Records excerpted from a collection
## begin

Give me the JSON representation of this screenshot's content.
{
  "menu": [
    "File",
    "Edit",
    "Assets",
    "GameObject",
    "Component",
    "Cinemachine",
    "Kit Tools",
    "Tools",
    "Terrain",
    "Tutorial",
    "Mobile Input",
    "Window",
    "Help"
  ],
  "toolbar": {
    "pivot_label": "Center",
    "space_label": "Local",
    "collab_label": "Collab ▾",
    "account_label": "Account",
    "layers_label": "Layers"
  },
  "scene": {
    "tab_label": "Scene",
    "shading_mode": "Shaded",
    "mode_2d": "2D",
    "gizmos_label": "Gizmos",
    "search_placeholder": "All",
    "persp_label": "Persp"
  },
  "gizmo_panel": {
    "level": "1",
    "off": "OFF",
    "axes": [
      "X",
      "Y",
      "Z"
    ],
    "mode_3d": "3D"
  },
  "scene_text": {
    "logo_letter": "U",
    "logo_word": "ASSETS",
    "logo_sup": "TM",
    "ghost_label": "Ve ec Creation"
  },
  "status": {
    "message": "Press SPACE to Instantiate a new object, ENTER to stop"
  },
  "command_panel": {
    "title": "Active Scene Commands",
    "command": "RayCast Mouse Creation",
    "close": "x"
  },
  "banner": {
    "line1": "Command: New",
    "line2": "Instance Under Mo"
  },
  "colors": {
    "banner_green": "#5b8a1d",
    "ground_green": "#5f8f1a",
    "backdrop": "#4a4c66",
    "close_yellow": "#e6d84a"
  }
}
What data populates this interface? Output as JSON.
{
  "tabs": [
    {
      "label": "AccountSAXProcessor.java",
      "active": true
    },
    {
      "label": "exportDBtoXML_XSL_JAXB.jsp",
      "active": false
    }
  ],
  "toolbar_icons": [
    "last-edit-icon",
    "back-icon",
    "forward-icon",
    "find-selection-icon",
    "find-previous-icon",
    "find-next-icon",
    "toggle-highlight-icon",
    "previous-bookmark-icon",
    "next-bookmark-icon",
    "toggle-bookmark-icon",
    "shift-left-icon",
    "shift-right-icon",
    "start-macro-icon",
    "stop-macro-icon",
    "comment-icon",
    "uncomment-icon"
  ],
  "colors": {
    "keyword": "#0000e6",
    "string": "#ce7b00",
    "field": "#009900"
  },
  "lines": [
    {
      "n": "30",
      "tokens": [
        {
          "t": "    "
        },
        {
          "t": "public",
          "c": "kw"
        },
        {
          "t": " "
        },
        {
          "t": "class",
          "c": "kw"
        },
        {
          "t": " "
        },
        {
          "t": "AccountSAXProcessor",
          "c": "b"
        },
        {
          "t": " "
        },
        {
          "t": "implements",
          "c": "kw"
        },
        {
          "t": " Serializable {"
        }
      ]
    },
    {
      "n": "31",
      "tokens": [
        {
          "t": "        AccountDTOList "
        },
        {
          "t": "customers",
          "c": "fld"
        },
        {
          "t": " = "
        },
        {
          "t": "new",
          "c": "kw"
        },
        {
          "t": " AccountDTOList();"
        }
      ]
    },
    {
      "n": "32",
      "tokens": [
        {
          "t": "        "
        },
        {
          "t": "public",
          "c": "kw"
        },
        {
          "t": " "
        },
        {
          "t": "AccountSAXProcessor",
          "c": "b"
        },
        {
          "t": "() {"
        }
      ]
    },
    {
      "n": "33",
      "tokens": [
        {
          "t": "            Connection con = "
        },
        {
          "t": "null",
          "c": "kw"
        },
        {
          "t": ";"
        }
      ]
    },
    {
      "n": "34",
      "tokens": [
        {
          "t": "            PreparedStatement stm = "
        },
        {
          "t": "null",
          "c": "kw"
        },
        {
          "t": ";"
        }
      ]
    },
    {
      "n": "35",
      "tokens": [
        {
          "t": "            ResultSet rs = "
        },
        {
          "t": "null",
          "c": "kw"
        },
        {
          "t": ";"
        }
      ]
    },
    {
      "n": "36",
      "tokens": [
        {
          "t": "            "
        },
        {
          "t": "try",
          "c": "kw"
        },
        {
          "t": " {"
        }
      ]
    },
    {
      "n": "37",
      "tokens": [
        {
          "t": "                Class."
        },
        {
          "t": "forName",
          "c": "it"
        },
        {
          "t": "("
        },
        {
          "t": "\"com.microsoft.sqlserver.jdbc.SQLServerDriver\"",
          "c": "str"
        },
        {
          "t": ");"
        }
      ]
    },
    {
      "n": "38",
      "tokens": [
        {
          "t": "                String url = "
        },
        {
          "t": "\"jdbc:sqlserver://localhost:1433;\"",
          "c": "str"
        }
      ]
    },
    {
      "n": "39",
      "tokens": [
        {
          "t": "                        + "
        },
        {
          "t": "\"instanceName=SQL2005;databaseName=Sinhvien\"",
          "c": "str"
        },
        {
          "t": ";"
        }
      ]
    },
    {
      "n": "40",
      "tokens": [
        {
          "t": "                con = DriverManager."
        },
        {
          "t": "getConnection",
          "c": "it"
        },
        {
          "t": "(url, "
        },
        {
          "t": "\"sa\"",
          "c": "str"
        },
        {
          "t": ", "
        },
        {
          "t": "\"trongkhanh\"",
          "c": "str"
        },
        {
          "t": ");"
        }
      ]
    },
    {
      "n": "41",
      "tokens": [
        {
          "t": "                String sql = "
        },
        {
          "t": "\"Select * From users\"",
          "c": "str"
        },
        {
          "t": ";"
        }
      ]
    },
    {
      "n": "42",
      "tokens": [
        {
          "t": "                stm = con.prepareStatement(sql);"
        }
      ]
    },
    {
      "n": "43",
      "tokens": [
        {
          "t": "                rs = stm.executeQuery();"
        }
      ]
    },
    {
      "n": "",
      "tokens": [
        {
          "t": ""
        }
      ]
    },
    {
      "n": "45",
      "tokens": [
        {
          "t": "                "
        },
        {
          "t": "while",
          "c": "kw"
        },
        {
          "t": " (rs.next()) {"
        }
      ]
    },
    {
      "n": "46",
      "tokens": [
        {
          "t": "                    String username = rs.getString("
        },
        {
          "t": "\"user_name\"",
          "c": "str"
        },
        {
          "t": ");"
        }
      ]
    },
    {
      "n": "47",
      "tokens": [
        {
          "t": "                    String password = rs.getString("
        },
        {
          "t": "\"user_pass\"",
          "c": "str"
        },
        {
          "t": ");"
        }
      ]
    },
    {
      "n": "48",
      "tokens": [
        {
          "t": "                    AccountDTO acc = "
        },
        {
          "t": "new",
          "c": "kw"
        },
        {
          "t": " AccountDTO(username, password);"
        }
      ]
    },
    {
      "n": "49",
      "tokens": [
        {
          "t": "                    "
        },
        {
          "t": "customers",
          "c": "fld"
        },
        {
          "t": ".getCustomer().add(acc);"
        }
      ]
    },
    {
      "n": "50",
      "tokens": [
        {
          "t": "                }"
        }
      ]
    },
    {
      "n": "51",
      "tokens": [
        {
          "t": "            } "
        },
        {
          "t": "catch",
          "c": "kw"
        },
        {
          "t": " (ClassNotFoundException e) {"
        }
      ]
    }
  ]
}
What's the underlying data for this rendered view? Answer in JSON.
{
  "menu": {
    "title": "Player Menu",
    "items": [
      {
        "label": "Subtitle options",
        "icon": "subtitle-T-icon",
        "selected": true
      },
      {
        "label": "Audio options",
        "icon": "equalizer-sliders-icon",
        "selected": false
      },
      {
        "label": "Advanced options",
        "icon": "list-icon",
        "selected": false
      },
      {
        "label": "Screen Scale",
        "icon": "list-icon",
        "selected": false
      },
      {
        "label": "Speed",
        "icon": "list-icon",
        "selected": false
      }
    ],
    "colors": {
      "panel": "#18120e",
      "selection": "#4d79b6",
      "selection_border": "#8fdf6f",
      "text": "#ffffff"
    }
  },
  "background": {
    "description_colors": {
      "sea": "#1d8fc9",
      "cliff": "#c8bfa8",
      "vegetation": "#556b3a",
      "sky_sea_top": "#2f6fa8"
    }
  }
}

## end

**WRITTEN PROBLEM**: Copy, character for character, the lines from the line that holds "What's the underlying" through the final line of the records above.

**SOLUTION TO THE PROBLEM**:
What's the underlying data for this rendered view? Answer in JSON.
{
  "menu": {
    "title": "Player Menu",
    "items": [
      {
        "label": "Subtitle options",
        "icon": "subtitle-T-icon",
        "selected": true
      },
      {
        "label": "Audio options",
        "icon": "equalizer-sliders-icon",
        "selected": false
      },
      {
        "label": "Advanced options",
        "icon": "list-icon",
        "selected": false
      },
      {
        "label": "Screen Scale",
        "icon": "list-icon",
        "selected": false
      },
      {
        "label": "Speed",
        "icon": "list-icon",
        "selected": false
      }
    ],
    "colors": {
      "panel": "#18120e",
      "selection": "#4d79b6",
      "selection_border": "#8fdf6f",
      "text": "#ffffff"
    }
  },
  "background": {
    "description_colors": {
      "sea": "#1d8fc9",
      "cliff": "#c8bfa8",
      "vegetation": "#556b3a",
      "sky_sea_top": "#2f6fa8"
    }
  }
}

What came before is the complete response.